> _Input material_:

+===+

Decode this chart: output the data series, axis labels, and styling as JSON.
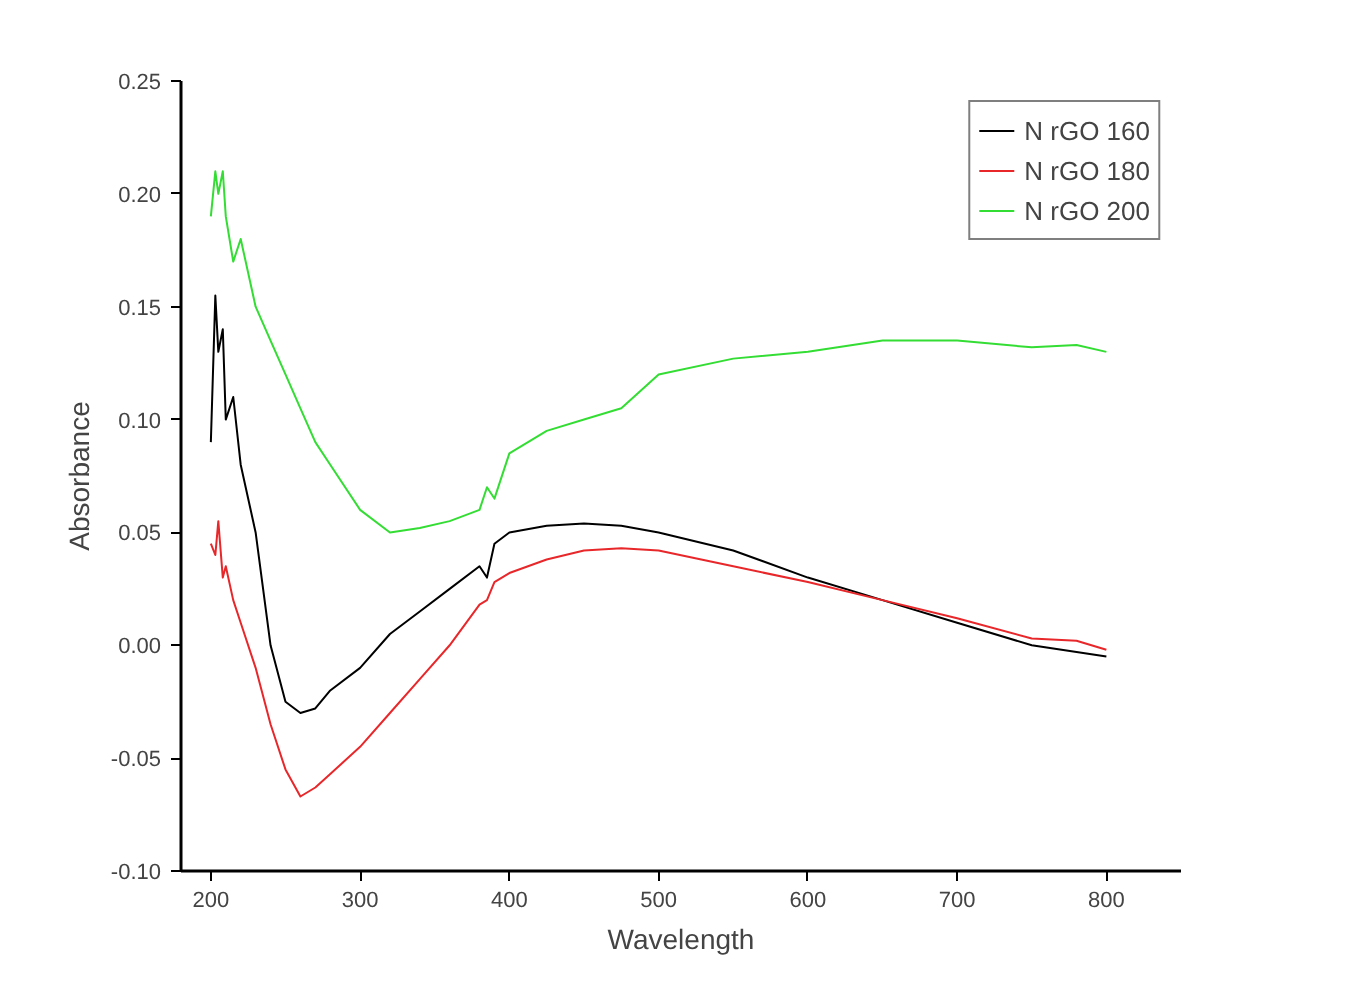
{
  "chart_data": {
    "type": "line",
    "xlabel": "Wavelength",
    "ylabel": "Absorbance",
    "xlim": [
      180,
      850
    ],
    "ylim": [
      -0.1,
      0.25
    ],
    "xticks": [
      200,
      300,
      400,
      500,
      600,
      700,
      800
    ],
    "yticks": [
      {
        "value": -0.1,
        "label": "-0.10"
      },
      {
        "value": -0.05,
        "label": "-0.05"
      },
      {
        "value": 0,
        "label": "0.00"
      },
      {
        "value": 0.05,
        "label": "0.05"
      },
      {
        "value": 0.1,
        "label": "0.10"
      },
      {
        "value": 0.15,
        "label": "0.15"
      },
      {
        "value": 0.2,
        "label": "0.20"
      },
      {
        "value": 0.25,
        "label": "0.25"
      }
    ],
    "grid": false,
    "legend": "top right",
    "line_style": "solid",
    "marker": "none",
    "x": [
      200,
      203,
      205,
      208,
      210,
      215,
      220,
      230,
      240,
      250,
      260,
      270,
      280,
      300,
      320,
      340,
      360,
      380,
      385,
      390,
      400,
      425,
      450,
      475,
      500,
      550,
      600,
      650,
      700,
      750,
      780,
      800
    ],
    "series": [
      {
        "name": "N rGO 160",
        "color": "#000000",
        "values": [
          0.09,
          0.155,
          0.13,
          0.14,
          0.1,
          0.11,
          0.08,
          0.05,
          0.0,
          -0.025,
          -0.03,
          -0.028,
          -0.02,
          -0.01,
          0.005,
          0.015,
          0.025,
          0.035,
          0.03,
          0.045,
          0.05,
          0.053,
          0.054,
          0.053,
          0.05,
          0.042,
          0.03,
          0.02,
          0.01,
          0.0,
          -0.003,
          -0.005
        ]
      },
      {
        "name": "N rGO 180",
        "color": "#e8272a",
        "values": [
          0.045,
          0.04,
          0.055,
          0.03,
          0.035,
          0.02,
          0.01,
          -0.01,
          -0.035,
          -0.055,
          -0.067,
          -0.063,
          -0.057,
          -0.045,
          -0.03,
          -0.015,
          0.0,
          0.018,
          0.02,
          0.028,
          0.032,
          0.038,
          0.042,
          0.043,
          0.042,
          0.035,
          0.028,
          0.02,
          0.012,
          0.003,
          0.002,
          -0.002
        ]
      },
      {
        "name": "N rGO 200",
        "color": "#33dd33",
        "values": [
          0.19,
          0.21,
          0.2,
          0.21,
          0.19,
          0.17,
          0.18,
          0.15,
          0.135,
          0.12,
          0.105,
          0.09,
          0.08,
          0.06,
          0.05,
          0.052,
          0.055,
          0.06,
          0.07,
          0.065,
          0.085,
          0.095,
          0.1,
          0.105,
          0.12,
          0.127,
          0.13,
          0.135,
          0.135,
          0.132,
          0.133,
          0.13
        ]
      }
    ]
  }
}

+===+

> _Given instruction_:
Leave the images out and output the remaining material exactly as it stands.

> _Problem solution_:
Decode this chart: output the data series, axis labels, and styling as JSON.
{
  "chart_data": {
    "type": "line",
    "xlabel": "Wavelength",
    "ylabel": "Absorbance",
    "xlim": [
      180,
      850
    ],
    "ylim": [
      -0.1,
      0.25
    ],
    "xticks": [
      200,
      300,
      400,
      500,
      600,
      700,
      800
    ],
    "yticks": [
      {
        "value": -0.1,
        "label": "-0.10"
      },
      {
        "value": -0.05,
        "label": "-0.05"
      },
      {
        "value": 0,
        "label": "0.00"
      },
      {
        "value": 0.05,
        "label": "0.05"
      },
      {
        "value": 0.1,
        "label": "0.10"
      },
      {
        "value": 0.15,
        "label": "0.15"
      },
      {
        "value": 0.2,
        "label": "0.20"
      },
      {
        "value": 0.25,
        "label": "0.25"
      }
    ],
    "grid": false,
    "legend": "top right",
    "line_style": "solid",
    "marker": "none",
    "x": [
      200,
      203,
      205,
      208,
      210,
      215,
      220,
      230,
      240,
      250,
      260,
      270,
      280,
      300,
      320,
      340,
      360,
      380,
      385,
      390,
      400,
      425,
      450,
      475,
      500,
      550,
      600,
      650,
      700,
      750,
      780,
      800
    ],
    "series": [
      {
        "name": "N rGO 160",
        "color": "#000000",
        "values": [
          0.09,
          0.155,
          0.13,
          0.14,
          0.1,
          0.11,
          0.08,
          0.05,
          0.0,
          -0.025,
          -0.03,
          -0.028,
          -0.02,
          -0.01,
          0.005,
          0.015,
          0.025,
          0.035,
          0.03,
          0.045,
          0.05,
          0.053,
          0.054,
          0.053,
          0.05,
          0.042,
          0.03,
          0.02,
          0.01,
          0.0,
          -0.003,
          -0.005
        ]
      },
      {
        "name": "N rGO 180",
        "color": "#e8272a",
        "values": [
          0.045,
          0.04,
          0.055,
          0.03,
          0.035,
          0.02,
          0.01,
          -0.01,
          -0.035,
          -0.055,
          -0.067,
          -0.063,
          -0.057,
          -0.045,
          -0.03,
          -0.015,
          0.0,
          0.018,
          0.02,
          0.028,
          0.032,
          0.038,
          0.042,
          0.043,
          0.042,
          0.035,
          0.028,
          0.02,
          0.012,
          0.003,
          0.002,
          -0.002
        ]
      },
      {
        "name": "N rGO 200",
        "color": "#33dd33",
        "values": [
          0.19,
          0.21,
          0.2,
          0.21,
          0.19,
          0.17,
          0.18,
          0.15,
          0.135,
          0.12,
          0.105,
          0.09,
          0.08,
          0.06,
          0.05,
          0.052,
          0.055,
          0.06,
          0.07,
          0.065,
          0.085,
          0.095,
          0.1,
          0.105,
          0.12,
          0.127,
          0.13,
          0.135,
          0.135,
          0.132,
          0.133,
          0.13
        ]
      }
    ]
  }
}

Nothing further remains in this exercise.